__Exercise prompt__. Write out each line of the items below verbatim, changing nothing.

[Element and coordinate records]
- - -
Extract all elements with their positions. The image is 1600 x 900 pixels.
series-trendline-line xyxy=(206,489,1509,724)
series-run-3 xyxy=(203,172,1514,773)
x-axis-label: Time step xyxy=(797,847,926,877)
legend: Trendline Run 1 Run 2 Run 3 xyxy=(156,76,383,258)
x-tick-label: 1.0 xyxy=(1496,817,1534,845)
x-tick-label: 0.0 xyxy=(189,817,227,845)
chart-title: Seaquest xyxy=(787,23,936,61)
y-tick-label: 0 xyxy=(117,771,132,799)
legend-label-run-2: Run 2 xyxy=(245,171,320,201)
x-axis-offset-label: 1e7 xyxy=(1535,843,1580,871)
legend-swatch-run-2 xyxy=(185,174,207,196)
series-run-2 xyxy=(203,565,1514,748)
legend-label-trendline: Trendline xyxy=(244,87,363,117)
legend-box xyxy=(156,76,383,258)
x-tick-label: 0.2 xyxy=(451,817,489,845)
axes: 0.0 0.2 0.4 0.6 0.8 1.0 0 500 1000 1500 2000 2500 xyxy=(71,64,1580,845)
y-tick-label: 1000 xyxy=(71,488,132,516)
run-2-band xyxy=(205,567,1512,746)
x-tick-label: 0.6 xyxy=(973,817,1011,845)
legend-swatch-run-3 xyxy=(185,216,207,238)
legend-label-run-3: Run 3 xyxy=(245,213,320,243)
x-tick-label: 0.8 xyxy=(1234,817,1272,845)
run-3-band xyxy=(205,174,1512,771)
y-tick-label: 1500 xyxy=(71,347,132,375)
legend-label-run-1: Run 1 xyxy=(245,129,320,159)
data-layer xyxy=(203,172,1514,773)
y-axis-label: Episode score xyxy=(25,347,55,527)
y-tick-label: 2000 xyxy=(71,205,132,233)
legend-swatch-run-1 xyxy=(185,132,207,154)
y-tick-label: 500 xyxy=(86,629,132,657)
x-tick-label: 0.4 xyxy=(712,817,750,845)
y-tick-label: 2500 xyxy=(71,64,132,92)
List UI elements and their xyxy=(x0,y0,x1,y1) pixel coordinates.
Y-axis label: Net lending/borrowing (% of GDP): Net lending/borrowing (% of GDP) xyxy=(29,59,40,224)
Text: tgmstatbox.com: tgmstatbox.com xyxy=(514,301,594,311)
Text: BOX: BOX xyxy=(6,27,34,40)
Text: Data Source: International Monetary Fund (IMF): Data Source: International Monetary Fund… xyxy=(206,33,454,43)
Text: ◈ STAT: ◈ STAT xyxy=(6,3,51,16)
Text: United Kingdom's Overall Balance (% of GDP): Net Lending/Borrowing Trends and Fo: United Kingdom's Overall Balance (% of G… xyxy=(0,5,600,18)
- - -
__Reply__.
Extract all elements with their positions. The image is 1600 x 900 pixels.
series-trendline-line xyxy=(206,489,1509,724)
series-run-3 xyxy=(203,172,1514,773)
x-axis-label: Time step xyxy=(797,847,926,877)
legend: Trendline Run 1 Run 2 Run 3 xyxy=(156,76,383,258)
x-tick-label: 1.0 xyxy=(1496,817,1534,845)
x-tick-label: 0.0 xyxy=(189,817,227,845)
chart-title: Seaquest xyxy=(787,23,936,61)
y-tick-label: 0 xyxy=(117,771,132,799)
legend-label-run-2: Run 2 xyxy=(245,171,320,201)
x-axis-offset-label: 1e7 xyxy=(1535,843,1580,871)
legend-swatch-run-2 xyxy=(185,174,207,196)
series-run-2 xyxy=(203,565,1514,748)
legend-label-trendline: Trendline xyxy=(244,87,363,117)
legend-box xyxy=(156,76,383,258)
x-tick-label: 0.2 xyxy=(451,817,489,845)
axes: 0.0 0.2 0.4 0.6 0.8 1.0 0 500 1000 1500 2000 2500 xyxy=(71,64,1580,845)
y-tick-label: 1000 xyxy=(71,488,132,516)
run-2-band xyxy=(205,567,1512,746)
x-tick-label: 0.6 xyxy=(973,817,1011,845)
legend-swatch-run-3 xyxy=(185,216,207,238)
legend-label-run-3: Run 3 xyxy=(245,213,320,243)
x-tick-label: 0.8 xyxy=(1234,817,1272,845)
run-3-band xyxy=(205,174,1512,771)
y-tick-label: 1500 xyxy=(71,347,132,375)
legend-label-run-1: Run 1 xyxy=(245,129,320,159)
data-layer xyxy=(203,172,1514,773)
y-axis-label: Episode score xyxy=(25,347,55,527)
y-tick-label: 2000 xyxy=(71,205,132,233)
legend-swatch-run-1 xyxy=(185,132,207,154)
y-tick-label: 500 xyxy=(86,629,132,657)
x-tick-label: 0.4 xyxy=(712,817,750,845)
y-tick-label: 2500 xyxy=(71,64,132,92)
List UI elements and their xyxy=(x0,y0,x1,y1) pixel coordinates.
Y-axis label: Net lending/borrowing (% of GDP): Net lending/borrowing (% of GDP) xyxy=(29,59,40,224)
Text: tgmstatbox.com: tgmstatbox.com xyxy=(514,301,594,311)
Text: BOX: BOX xyxy=(6,27,34,40)
Text: Data Source: International Monetary Fund (IMF): Data Source: International Monetary Fund… xyxy=(206,33,454,43)
Text: ◈ STAT: ◈ STAT xyxy=(6,3,51,16)
Text: United Kingdom's Overall Balance (% of GDP): Net Lending/Borrowing Trends and Fo: United Kingdom's Overall Balance (% of G… xyxy=(0,5,600,18)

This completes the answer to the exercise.